▶ [RECORDS PROVIDED]
## Start

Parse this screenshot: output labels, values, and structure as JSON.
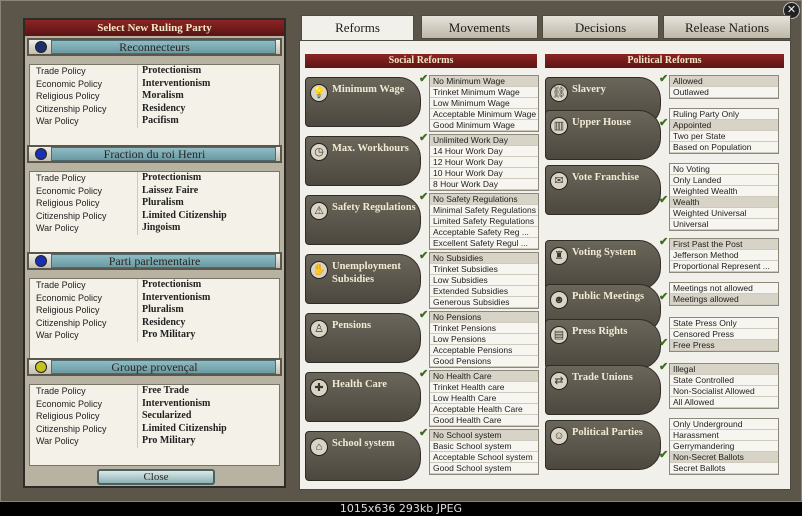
{
  "left": {
    "title": "Select New Ruling Party",
    "close_label": "Close",
    "parties": [
      {
        "name": "Reconnecteurs",
        "color": "#1c2f6d",
        "rows": [
          [
            "Trade Policy",
            "Protectionism"
          ],
          [
            "Economic Policy",
            "Interventionism"
          ],
          [
            "Religious Policy",
            "Moralism"
          ],
          [
            "Citizenship Policy",
            "Residency"
          ],
          [
            "War Policy",
            "Pacifism"
          ]
        ]
      },
      {
        "name": "Fraction du roi Henri",
        "color": "#1b2fb3",
        "rows": [
          [
            "Trade Policy",
            "Protectionism"
          ],
          [
            "Economic Policy",
            "Laissez Faire"
          ],
          [
            "Religious Policy",
            "Pluralism"
          ],
          [
            "Citizenship Policy",
            "Limited Citizenship"
          ],
          [
            "War Policy",
            "Jingoism"
          ]
        ]
      },
      {
        "name": "Parti parlementaire",
        "color": "#1b2fb3",
        "rows": [
          [
            "Trade Policy",
            "Protectionism"
          ],
          [
            "Economic Policy",
            "Interventionism"
          ],
          [
            "Religious Policy",
            "Pluralism"
          ],
          [
            "Citizenship Policy",
            "Residency"
          ],
          [
            "War Policy",
            "Pro Military"
          ]
        ]
      },
      {
        "name": "Groupe provençal",
        "color": "#c8c21c",
        "rows": [
          [
            "Trade Policy",
            "Free Trade"
          ],
          [
            "Economic Policy",
            "Interventionism"
          ],
          [
            "Religious Policy",
            "Secularized"
          ],
          [
            "Citizenship Policy",
            "Limited Citizenship"
          ],
          [
            "War Policy",
            "Pro Military"
          ]
        ]
      }
    ]
  },
  "tabs": [
    "Reforms",
    "Movements",
    "Decisions",
    "Release Nations"
  ],
  "columns": {
    "social": "Social Reforms",
    "political": "Political Reforms"
  },
  "social": [
    {
      "name": "Minimum Wage",
      "icon": "lightbulb",
      "sel": 0,
      "options": [
        "No Minimum Wage",
        "Trinket Minimum Wage",
        "Low Minimum Wage",
        "Acceptable Minimum Wage",
        "Good Minimum Wage"
      ]
    },
    {
      "name": "Max. Workhours",
      "icon": "clock",
      "sel": 0,
      "options": [
        "Unlimited Work Day",
        "14 Hour Work Day",
        "12 Hour Work Day",
        "10 Hour Work Day",
        "8 Hour Work Day"
      ]
    },
    {
      "name": "Safety Regulations",
      "icon": "warning",
      "sel": 0,
      "options": [
        "No Safety Regulations",
        "Minimal Safety Regulations",
        "Limited Safety Regulations",
        "Acceptable Safety Reg ...",
        "Excellent Safety Regul ..."
      ]
    },
    {
      "name": "Unemployment Subsidies",
      "icon": "hand",
      "sel": 0,
      "options": [
        "No Subsidies",
        "Trinket Subsidies",
        "Low Subsidies",
        "Extended Subsidies",
        "Generous Subsidies"
      ]
    },
    {
      "name": "Pensions",
      "icon": "elder",
      "sel": 0,
      "options": [
        "No Pensions",
        "Trinket Pensions",
        "Low Pensions",
        "Acceptable Pensions",
        "Good Pensions"
      ]
    },
    {
      "name": "Health Care",
      "icon": "medkit",
      "sel": 0,
      "options": [
        "No Health Care",
        "Trinket Health care",
        "Low Health Care",
        "Acceptable Health Care",
        "Good Health Care"
      ]
    },
    {
      "name": "School system",
      "icon": "school",
      "sel": 0,
      "options": [
        "No School system",
        "Basic School system",
        "Acceptable School system",
        "Good School system"
      ]
    }
  ],
  "political": [
    {
      "name": "Slavery",
      "icon": "chain",
      "sel": 0,
      "options": [
        "Allowed",
        "Outlawed"
      ]
    },
    {
      "name": "Upper House",
      "icon": "building",
      "sel": 1,
      "options": [
        "Ruling Party Only",
        "Appointed",
        "Two per State",
        "Based on Population"
      ]
    },
    {
      "name": "Vote Franchise",
      "icon": "ballot",
      "sel": 3,
      "options": [
        "No Voting",
        "Only Landed",
        "Weighted Wealth",
        "Wealth",
        "Weighted Universal",
        "Universal"
      ]
    },
    {
      "name": "Voting System",
      "icon": "chair",
      "sel": 0,
      "options": [
        "First Past the Post",
        "Jefferson Method",
        "Proportional Represent ..."
      ]
    },
    {
      "name": "Public Meetings",
      "icon": "crowd",
      "sel": 1,
      "options": [
        "Meetings not allowed",
        "Meetings allowed"
      ]
    },
    {
      "name": "Press Rights",
      "icon": "newspaper",
      "sel": 2,
      "options": [
        "State Press Only",
        "Censored Press",
        "Free Press"
      ]
    },
    {
      "name": "Trade Unions",
      "icon": "handshake",
      "sel": 0,
      "options": [
        "Illegal",
        "State Controlled",
        "Non-Socialist Allowed",
        "All Allowed"
      ]
    },
    {
      "name": "Political Parties",
      "icon": "people",
      "sel": 3,
      "options": [
        "Only Underground",
        "Harassment",
        "Gerrymandering",
        "Non-Secret Ballots",
        "Secret Ballots"
      ]
    }
  ],
  "caption": "1015x636  293kb  JPEG",
  "close_icon_label": "✕"
}
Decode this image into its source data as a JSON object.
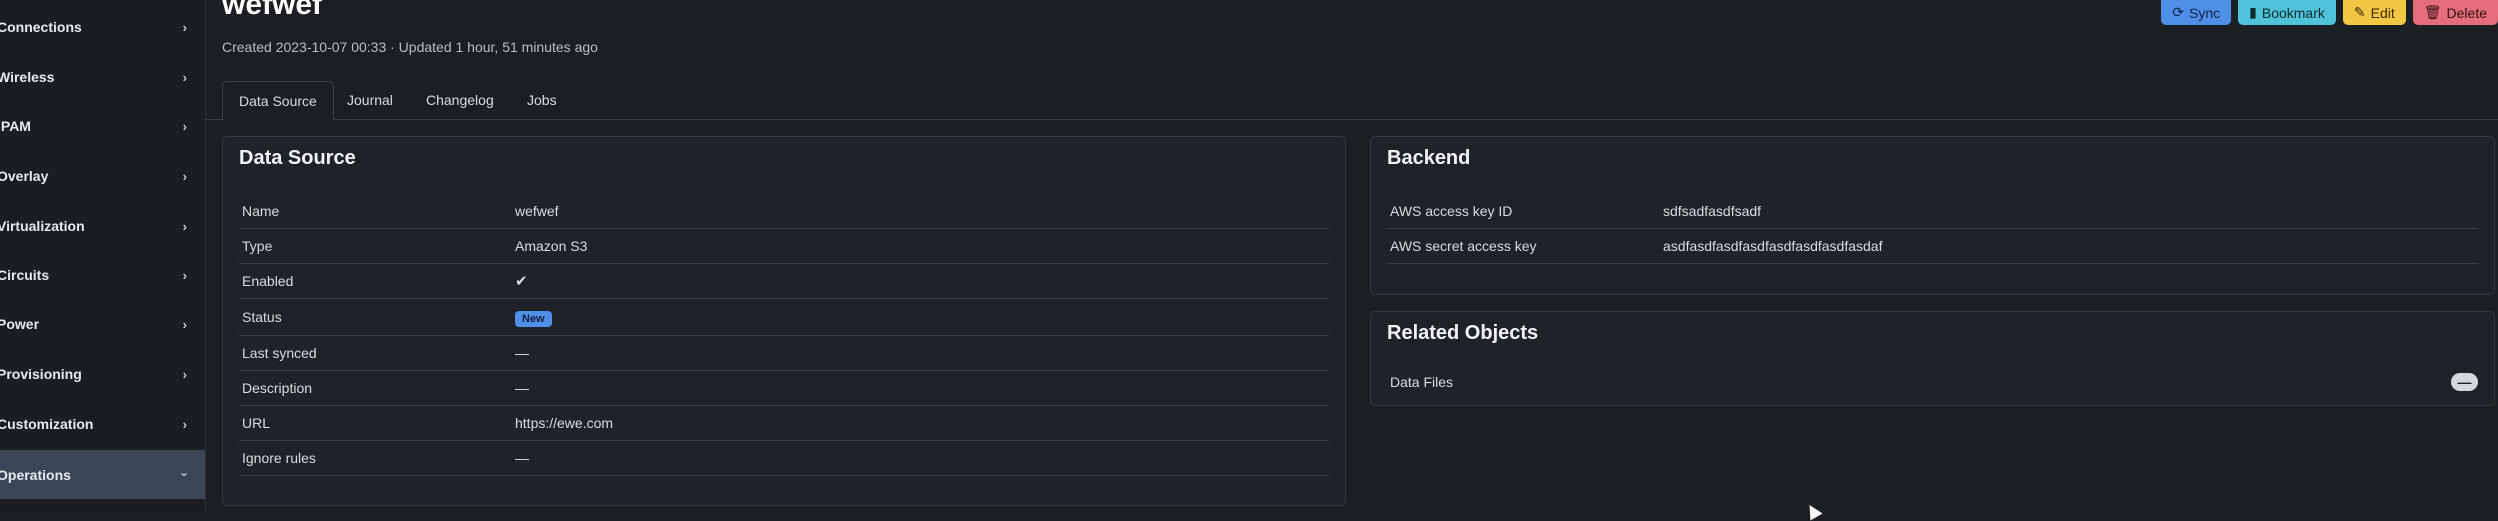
{
  "sidebar": {
    "items": [
      {
        "label": "Connections"
      },
      {
        "label": "Wireless"
      },
      {
        "label": "IPAM"
      },
      {
        "label": "Overlay"
      },
      {
        "label": "Virtualization"
      },
      {
        "label": "Circuits"
      },
      {
        "label": "Power"
      },
      {
        "label": "Provisioning"
      },
      {
        "label": "Customization"
      },
      {
        "label": "Operations"
      }
    ],
    "chevron": "›"
  },
  "header": {
    "title": "wefwef",
    "meta": "Created 2023-10-07 00:33 · Updated 1 hour, 51 minutes ago"
  },
  "buttons": {
    "sync": "Sync",
    "bookmark": "Bookmark",
    "edit": "Edit",
    "delete": "Delete"
  },
  "tabs": [
    "Data Source",
    "Journal",
    "Changelog",
    "Jobs"
  ],
  "data_source": {
    "title": "Data Source",
    "rows": [
      {
        "key": "Name",
        "value": "wefwef"
      },
      {
        "key": "Type",
        "value": "Amazon S3"
      },
      {
        "key": "Enabled",
        "value": "✔"
      },
      {
        "key": "Status",
        "value": "New"
      },
      {
        "key": "Last synced",
        "value": "—"
      },
      {
        "key": "Description",
        "value": "—"
      },
      {
        "key": "URL",
        "value": "https://ewe.com"
      },
      {
        "key": "Ignore rules",
        "value": "—"
      }
    ]
  },
  "backend": {
    "title": "Backend",
    "rows": [
      {
        "key": "AWS access key ID",
        "value": "sdfsadfasdfsadf"
      },
      {
        "key": "AWS secret access key",
        "value": "asdfasdfasdfasdfasdfasdfasdfasdaf"
      }
    ]
  },
  "related": {
    "title": "Related Objects",
    "rows": [
      {
        "key": "Data Files",
        "count": "—"
      }
    ]
  },
  "colors": {
    "accent": "#4f8fe8",
    "status_new": "#4f8fe8",
    "enabled_check": "#3fb37f",
    "link": "#6ea8fe"
  }
}
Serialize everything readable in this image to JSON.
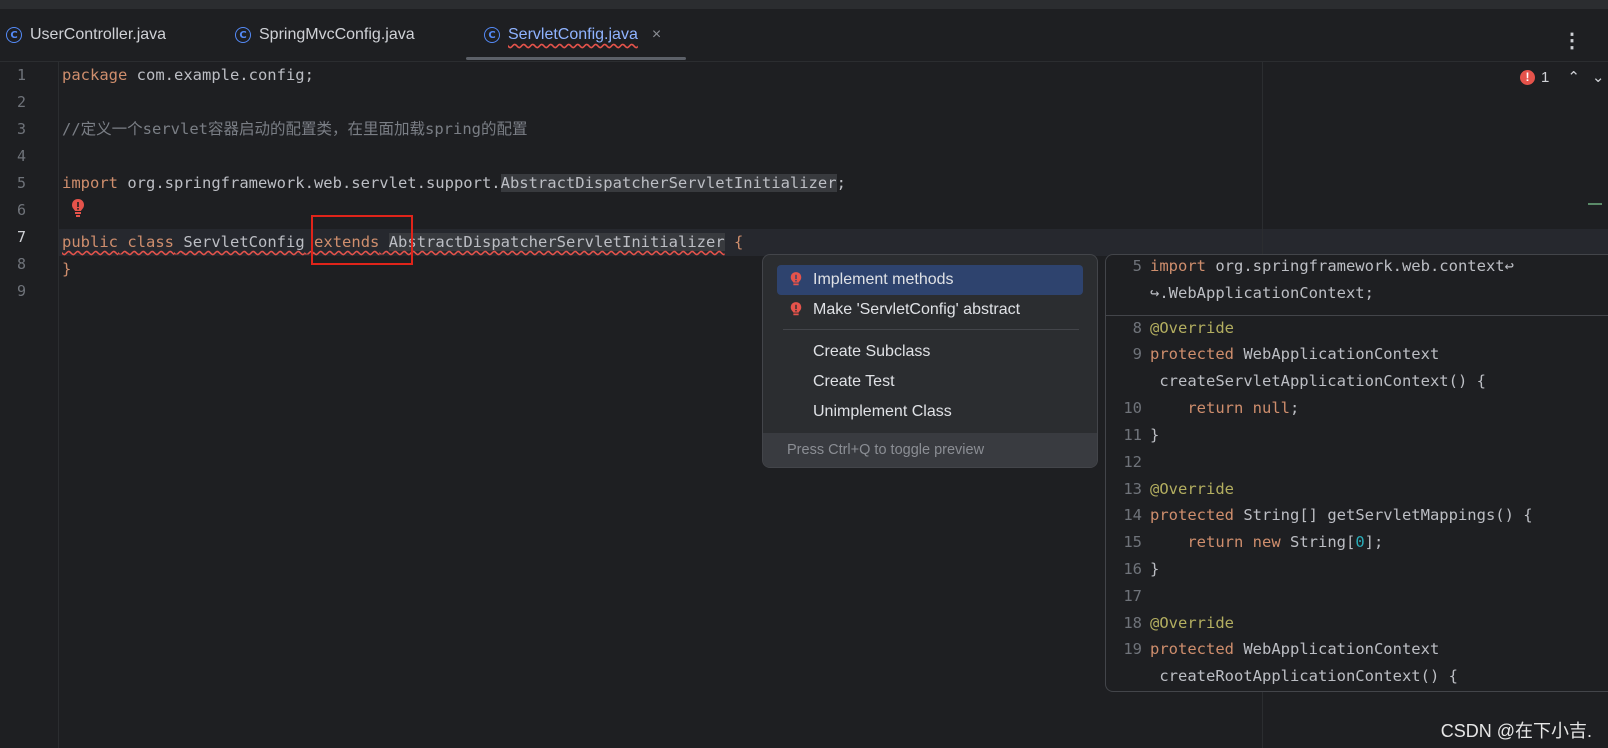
{
  "tabs": [
    {
      "label": "UserController.java",
      "icon": "class-icon"
    },
    {
      "label": "SpringMvcConfig.java",
      "icon": "class-icon"
    },
    {
      "label": "ServletConfig.java",
      "icon": "class-icon",
      "active": true,
      "close": "×"
    }
  ],
  "kebab": "⋮",
  "editor": {
    "line_numbers": [
      "1",
      "2",
      "3",
      "4",
      "5",
      "6",
      "7",
      "8",
      "9"
    ],
    "current_line": "7",
    "line1": {
      "kw": "package",
      "rest": " com.example.config;"
    },
    "line3": {
      "comment": "//定义一个servlet容器启动的配置类，在里面加载spring的配置"
    },
    "line5": {
      "kw": "import",
      "pkg": " org.springframework.web.servlet.support.",
      "cls": "AbstractDispatcherServletInitializer",
      "end": ";"
    },
    "line7": {
      "kw1": "public",
      "kw2": "class",
      "name": "ServletConfig",
      "kw3": "extends",
      "parent": "AbstractDispatcherServletInitializer",
      "brace": "{"
    },
    "line8": {
      "brace": "}"
    }
  },
  "error_indicator": {
    "count": "1",
    "up": "⌃",
    "down": "⌄",
    "color": "#e5534b"
  },
  "popup": {
    "items": [
      {
        "label": "Implement methods",
        "icon": "error-bulb-icon",
        "selected": true
      },
      {
        "label": "Make 'ServletConfig' abstract",
        "icon": "error-bulb-icon"
      },
      {
        "label": "Create Subclass"
      },
      {
        "label": "Create Test"
      },
      {
        "label": "Unimplement Class"
      }
    ],
    "footer": "Press Ctrl+Q to toggle preview"
  },
  "preview": {
    "lines": [
      {
        "n": "5",
        "kw": "import",
        "text": " org.springframework.web.context↩"
      },
      {
        "n": "",
        "text": "↪.WebApplicationContext;"
      },
      {
        "n": "8",
        "an": "@Override"
      },
      {
        "n": "9",
        "kw": "protected",
        "text": " WebApplicationContext"
      },
      {
        "n": "",
        "text": " createServletApplicationContext() {"
      },
      {
        "n": "10",
        "kw": "    return",
        "kw2": " null",
        "text": ";"
      },
      {
        "n": "11",
        "text": "}"
      },
      {
        "n": "12",
        "text": ""
      },
      {
        "n": "13",
        "an": "@Override"
      },
      {
        "n": "14",
        "kw": "protected",
        "text": " String[] getServletMappings() {"
      },
      {
        "n": "15",
        "kw": "    return",
        "kw2": " new",
        "text": " String[",
        "num": "0",
        "text2": "];"
      },
      {
        "n": "16",
        "text": "}"
      },
      {
        "n": "17",
        "text": ""
      },
      {
        "n": "18",
        "an": "@Override"
      },
      {
        "n": "19",
        "kw": "protected",
        "text": " WebApplicationContext"
      },
      {
        "n": "",
        "text": " createRootApplicationContext() {"
      }
    ]
  },
  "watermark": "CSDN @在下小吉."
}
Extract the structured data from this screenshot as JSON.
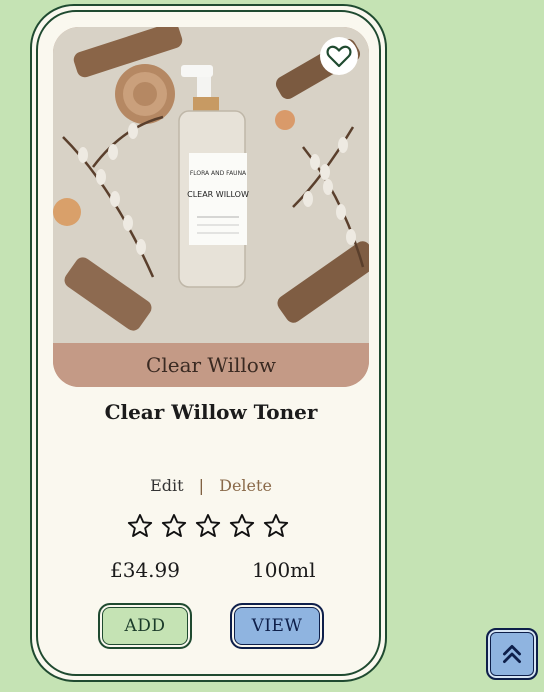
{
  "product": {
    "image_alt": "Clear Willow toner bottle surrounded by driftwood and pussy willow",
    "bottle_brand": "FLORA AND FAUNA",
    "bottle_name": "CLEAR WILLOW",
    "caption": "Clear Willow",
    "title": "Clear Willow Toner",
    "price": "£34.99",
    "size": "100ml",
    "rating": 0,
    "rating_max": 5,
    "favorite_icon": "heart-outline-icon"
  },
  "actions": {
    "edit_label": "Edit",
    "separator": "|",
    "delete_label": "Delete"
  },
  "buttons": {
    "add_label": "ADD",
    "view_label": "VIEW"
  },
  "scroll_top": {
    "icon": "double-chevron-up-icon"
  },
  "colors": {
    "page_bg": "#c5e3b4",
    "card_bg": "#faf8ef",
    "border_green": "#1f4a30",
    "caption_bg": "#c49a86",
    "view_blue": "#8fb4e0",
    "navy": "#0e1f4a"
  }
}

## End

▶ [THE REQUEST]
Collect each line holding the string "Ruling".

▶ [REPLY TO THE EXERCISE]
    "title": "Select New Ruling Party",
        "Ruling Party Only",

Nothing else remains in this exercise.